* SET PROBLEM
Extend the text on getting hydrangeas to bloom, picking up after its last sentence and keeping its tone and style.

* SOURCE
* * * * * * * * *

Hydrangeas are stunning shrubs with large flower-heads that bring a timeless, cottage-feel to any home. While this shrub also produces large, leafy foliage, it’s the plant’s flowers that most people desire.
So it is only natural to be concerned when your hydrangea isn’t producing those desirable blooms.
Thankfully, there are a few tips you can do to help encourage your plant to produce blooms all season long.
Pruning can be your best friend or worse nightmare when it comes to blooming. After all, it has long been known that hydrangeas bloom on old wood (last years growth). But do they really only bloom on old wood? If only it was that simple.
While it is true that some hydrangea varieties bloom on old wood, there are others that bloom on new wood, and then even some varieties that bloom on both old and new wood!
Bigleaf hydrangeas bloom on old wood, so they need to be pruned in late summer once blooms are spent.
Panicle hydrangeas, on the other hand, bloom on new wood, and can be cut back in winter or early spring before new growth occurs.
‘Endless Summer’ hydrangeas make things even more complicated by blooming on both old and new wood.
In order to ensure you are pruning the plant properly, determine what type of hydrangea you have and then follow the recommended pruning guidelines for that specific variety.
Give Them Sun, But Not Too Much
Hydrangeas can be picky plants that need sunlight, but can also wilt under those hot rays. This is complicated even more by the fact that, in cooler climates, hydrangeas can actually tolerate full sun without any problems.
Most gardeners will find that planting hydranges in an area where they get a mixture of both direct and filtered sunlight provides them with the best results for not only blooms, but healthy growth as well.

* * * * * * * * *

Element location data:

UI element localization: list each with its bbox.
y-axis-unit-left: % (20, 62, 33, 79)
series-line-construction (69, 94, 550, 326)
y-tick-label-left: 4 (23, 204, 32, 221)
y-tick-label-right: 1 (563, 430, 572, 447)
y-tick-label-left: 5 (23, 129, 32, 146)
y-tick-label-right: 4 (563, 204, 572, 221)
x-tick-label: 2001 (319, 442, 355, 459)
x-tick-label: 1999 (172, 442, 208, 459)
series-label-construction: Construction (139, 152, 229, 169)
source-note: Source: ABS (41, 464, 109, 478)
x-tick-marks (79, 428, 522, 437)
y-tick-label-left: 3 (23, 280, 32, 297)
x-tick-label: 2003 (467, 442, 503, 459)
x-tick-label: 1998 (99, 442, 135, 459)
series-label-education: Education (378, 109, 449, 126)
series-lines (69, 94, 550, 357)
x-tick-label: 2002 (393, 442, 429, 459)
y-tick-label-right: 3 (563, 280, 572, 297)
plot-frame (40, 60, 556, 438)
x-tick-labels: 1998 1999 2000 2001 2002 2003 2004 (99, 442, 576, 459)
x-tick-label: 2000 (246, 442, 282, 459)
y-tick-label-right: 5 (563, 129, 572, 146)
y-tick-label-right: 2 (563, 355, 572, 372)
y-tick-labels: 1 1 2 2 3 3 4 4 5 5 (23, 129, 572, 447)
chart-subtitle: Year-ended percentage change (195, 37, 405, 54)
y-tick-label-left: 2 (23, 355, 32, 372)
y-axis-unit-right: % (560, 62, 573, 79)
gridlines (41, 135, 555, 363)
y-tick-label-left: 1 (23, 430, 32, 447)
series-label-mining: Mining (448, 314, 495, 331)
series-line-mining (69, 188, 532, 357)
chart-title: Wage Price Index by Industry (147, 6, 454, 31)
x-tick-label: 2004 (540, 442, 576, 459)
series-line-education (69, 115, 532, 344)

* * * * * * * * *

* EXPECTED OUTPUT
Feed to Increase Blooms
Hydrangeas thrive when fed a balanced fertilizer of 10-10-10. If, however, you want to increase the amount of blooms your plant produces, use a fertilizer that has a higher phosphorus amount, such as 10-20-10. Make sure to follow the application instructions printed on the fertilizer bottle.
Most fertilizers recommend applying in mid to late spring, and then reapplying per the manufacturer’s instructions listed on the bottle.
Remove Spent Flowers
Spent blooms are a big waste of the plant’s resources that the hydrangea could use to create more and even larger blooms.
They also take up space, which prevents the hydrangea from producing a new flowerhead in the dead flower’s place.
Once the bloom starts to fade, immediately remove it with a pair of clean, sharp pruning shears. This gives the plant ample space for new blooms to grow, as well as increases the hydrangea’s efficiency.
Don’t forget to also remove any deadwood that you may find as well.
Keep the Soil Moist
Hydrangeas thrive in moist soil, and keeping the soil around the plant constantly moist helps to encourage growth.
That doesn’t mean the soil should stay soggy, as this can actually cause problems. You will need to find a good balance so that the soil drains well but stays moist without being soggy.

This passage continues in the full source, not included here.